Укажите, сколько строк фрагмента содержат слово «sofa», с учетом регистра. В ответе приведите только число.

[Фрагмент набора данных]

-=-=-=-=-

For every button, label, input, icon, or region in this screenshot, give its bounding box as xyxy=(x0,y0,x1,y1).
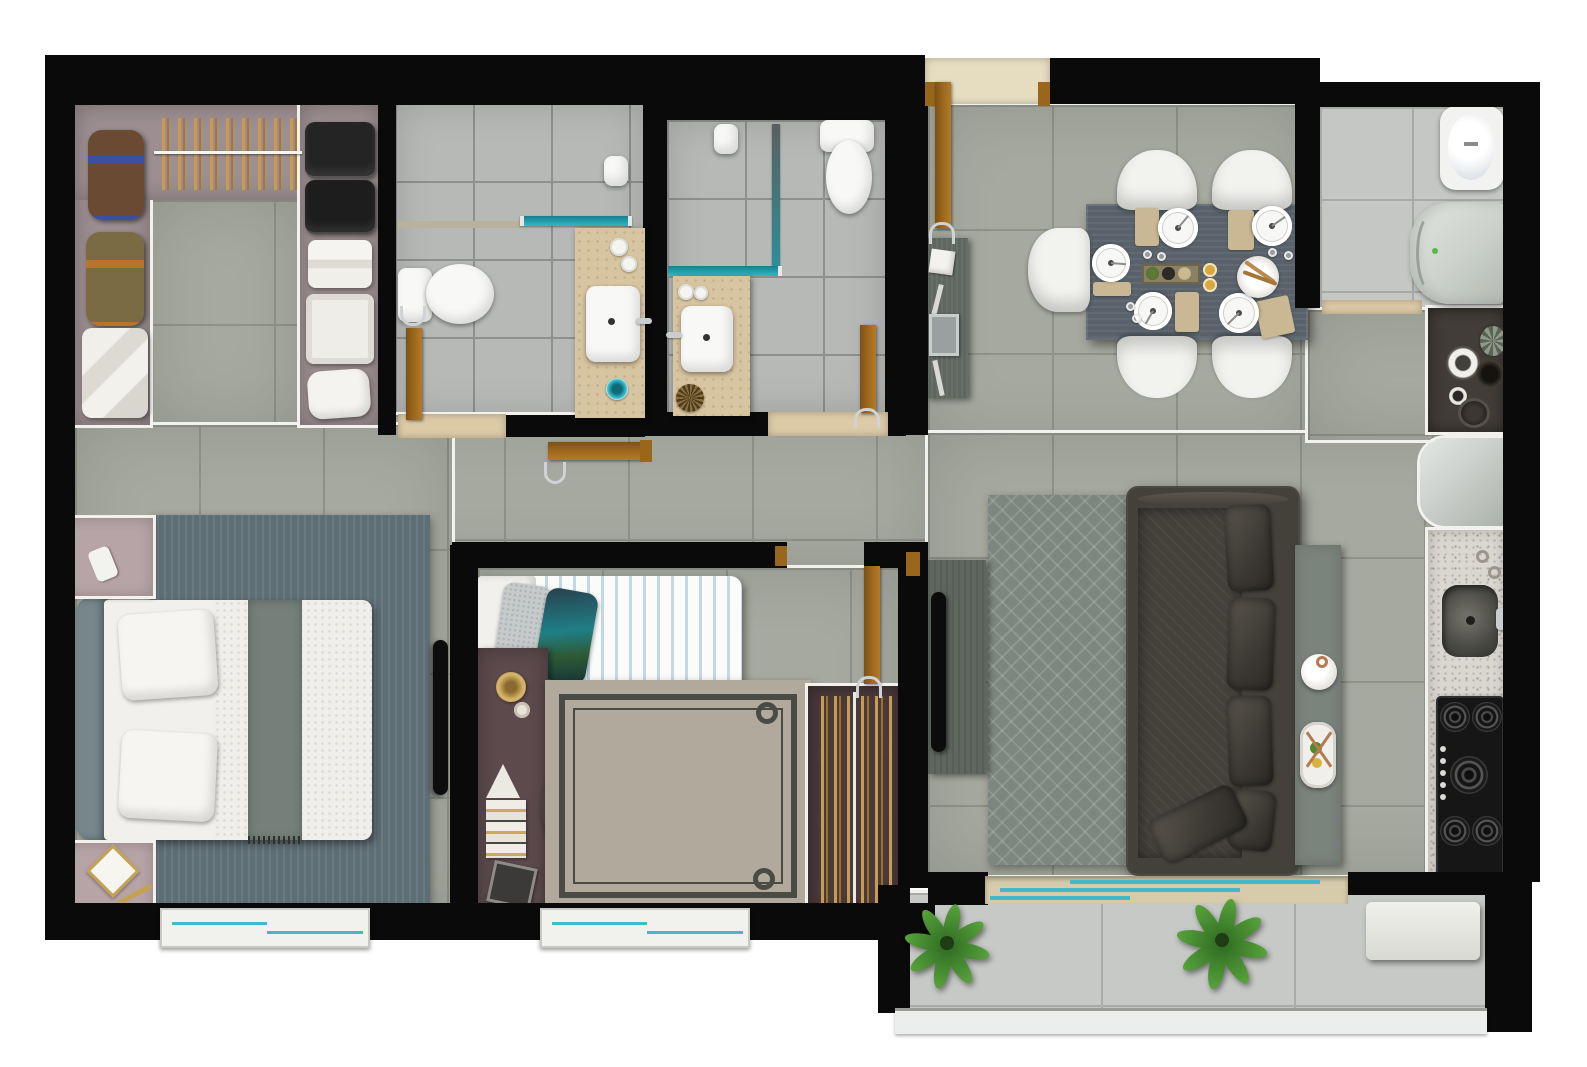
side-table xyxy=(1295,545,1341,865)
storage-basket xyxy=(306,294,374,364)
master-suite-door xyxy=(548,442,642,460)
stove-knob-2 xyxy=(1440,758,1446,764)
placemat-3 xyxy=(1093,282,1131,296)
folded-linens xyxy=(82,328,148,418)
washer-door-arc xyxy=(1416,214,1446,292)
counter-drain-2 xyxy=(1488,566,1501,579)
stove-knob-4 xyxy=(1440,782,1446,788)
glass-6 xyxy=(1132,314,1141,323)
wall-mid-lower xyxy=(898,558,928,888)
small-pillow xyxy=(306,368,371,420)
sofa-back-cushion-2 xyxy=(1226,597,1275,691)
water-heater-top xyxy=(1448,114,1494,180)
bathroom-1-door xyxy=(406,328,422,420)
placemat-4 xyxy=(1175,292,1199,332)
entry-door xyxy=(935,82,951,228)
side-table-vase-ring xyxy=(1316,656,1328,668)
wall-living-bottom-right xyxy=(1348,872,1505,895)
plant-core xyxy=(940,936,953,949)
door-post-b xyxy=(775,546,787,566)
bedroom-2-window-glass-2 xyxy=(647,931,743,934)
rug-scroll-bottom xyxy=(753,868,775,890)
master-pillow-top xyxy=(117,609,219,701)
master-window-glass-2 xyxy=(267,931,363,934)
door-post-a xyxy=(640,440,652,462)
soap-dish-2a xyxy=(678,284,694,300)
shower-2-glass-horizontal xyxy=(668,266,782,276)
glass-5 xyxy=(1126,302,1135,311)
sofa-armrest-curve xyxy=(1138,492,1288,506)
wall-bath2-right-upper xyxy=(885,98,928,435)
teal-jar xyxy=(606,378,628,400)
yellow-bowl-1 xyxy=(1203,263,1217,277)
glass-2 xyxy=(1157,252,1166,261)
closet-rail xyxy=(154,151,302,154)
faucet-1 xyxy=(636,318,652,324)
glass-3 xyxy=(1268,248,1277,257)
hanging-clothes xyxy=(158,118,298,190)
slider-glass-2 xyxy=(1000,888,1240,892)
placemat-2 xyxy=(1228,210,1254,250)
apartment-floor-plan xyxy=(0,0,1587,1067)
living-rug xyxy=(988,495,1145,865)
soap-dish-2b xyxy=(694,286,708,300)
yellow-bowl-2 xyxy=(1203,278,1217,292)
potted-plant-left xyxy=(910,906,984,980)
sideboard-cube xyxy=(928,248,955,275)
sofa-back-cushion-1 xyxy=(1224,504,1274,592)
slider-glass-3 xyxy=(990,896,1130,900)
soap-dish-1b xyxy=(621,256,637,272)
glass-1 xyxy=(1143,250,1152,259)
wall-bath2-top xyxy=(645,98,905,120)
bed2-rug-border-inner xyxy=(573,708,783,884)
wardrobe-clothes-left xyxy=(818,696,850,906)
towel-stack xyxy=(308,240,372,288)
burner-top-right xyxy=(1472,702,1502,732)
shower-glass-partition xyxy=(520,216,632,226)
wall-balcony-right xyxy=(1485,872,1532,1032)
master-window xyxy=(160,908,370,948)
shampoo-bottle-2 xyxy=(714,124,738,154)
counter-dark-bowl xyxy=(1476,360,1504,388)
bathroom-2-door xyxy=(860,325,876,413)
kitchen-sink-drain xyxy=(1466,616,1475,625)
toilet-2-bowl xyxy=(826,140,872,214)
stove-knob-1 xyxy=(1440,746,1446,752)
faucet-2 xyxy=(666,332,682,338)
balcony-bench xyxy=(1366,902,1480,960)
wall-service-divider xyxy=(1295,58,1320,308)
bedroom-2-door xyxy=(864,566,880,684)
refrigerator xyxy=(1420,438,1506,526)
garment-bag-black-1 xyxy=(305,122,375,178)
wall-closet-bath1 xyxy=(378,98,396,435)
bedroom-2-door-handle xyxy=(856,676,882,698)
wall-bedroom-divider xyxy=(450,545,478,920)
runner-bowl-dark xyxy=(1162,267,1175,280)
garment-bag-black-2 xyxy=(305,180,375,234)
slider-glass-1 xyxy=(1070,880,1320,884)
door-post-c xyxy=(906,552,920,576)
stove-knob-5 xyxy=(1440,794,1446,800)
duffel-bag-olive xyxy=(86,232,144,326)
sink-2-drain xyxy=(703,334,710,341)
burner-center xyxy=(1450,756,1488,794)
wall-bath2-bottom-right xyxy=(886,412,906,436)
duffel-bag-brown xyxy=(88,130,144,220)
balcony-railing xyxy=(895,1008,1487,1034)
placemat-1 xyxy=(1135,208,1159,246)
runner-bowl-cream xyxy=(1178,267,1191,280)
rug-scroll-top xyxy=(756,702,778,724)
bedroom-2-window-glass-1 xyxy=(552,922,647,925)
desk-gold-disc xyxy=(496,672,526,702)
wall-left xyxy=(45,55,75,940)
burner-bottom-left xyxy=(1440,816,1470,846)
shower-ledge xyxy=(398,221,522,228)
drain-deco xyxy=(676,384,704,412)
wardrobe-clothes-right xyxy=(858,696,892,906)
wall-bed2-top xyxy=(452,542,787,568)
sofa-back-cushion-3 xyxy=(1226,695,1273,786)
washer-indicator xyxy=(1432,248,1438,254)
desk-cup xyxy=(514,702,530,718)
master-pillow-bottom xyxy=(118,730,218,823)
bathroom-2-door-handle xyxy=(854,408,880,428)
wall-bath1-bottom xyxy=(500,415,645,437)
master-window-glass-1 xyxy=(172,922,267,925)
desk-books xyxy=(486,800,526,858)
wall-right xyxy=(1503,82,1540,882)
tv xyxy=(931,592,946,752)
closet-floor xyxy=(150,200,300,425)
water-heater-label xyxy=(1464,142,1478,146)
master-suite-door-handle xyxy=(544,462,566,484)
service-threshold xyxy=(1322,300,1422,314)
runner-bowl-green xyxy=(1146,267,1159,280)
counter-drain-1 xyxy=(1476,550,1489,563)
burner-top-left xyxy=(1440,702,1470,732)
stove-knob-3 xyxy=(1440,770,1446,776)
potted-plant-right xyxy=(1182,900,1262,980)
wall-top-entry-right xyxy=(1050,58,1295,104)
glass-4 xyxy=(1284,251,1293,260)
toilet-1-bowl xyxy=(426,264,494,324)
master-wall-tv xyxy=(433,640,448,795)
wardrobe-rail xyxy=(853,692,856,910)
dining-chair-left xyxy=(1028,228,1090,312)
master-throw-blanket xyxy=(248,600,302,840)
soap-dish-1a xyxy=(610,238,628,256)
wall-living-bottom-left xyxy=(928,872,988,905)
bedroom-2-window xyxy=(540,908,750,948)
sideboard-tray xyxy=(929,314,959,356)
counter-round-tray xyxy=(1458,398,1490,428)
master-throw-fringe xyxy=(248,836,302,844)
burner-bottom-right xyxy=(1472,816,1502,846)
wall-bath1-bath2 xyxy=(643,98,667,435)
shampoo-bottle-1 xyxy=(604,156,628,186)
shower-2-glass-vertical xyxy=(772,124,780,274)
sink-1-drain xyxy=(608,318,615,325)
entry-door-post-right xyxy=(1038,82,1050,106)
counter-ring-plate xyxy=(1446,346,1480,380)
entry-door-handle xyxy=(929,222,955,244)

-=-=-=-=-

• Результат
4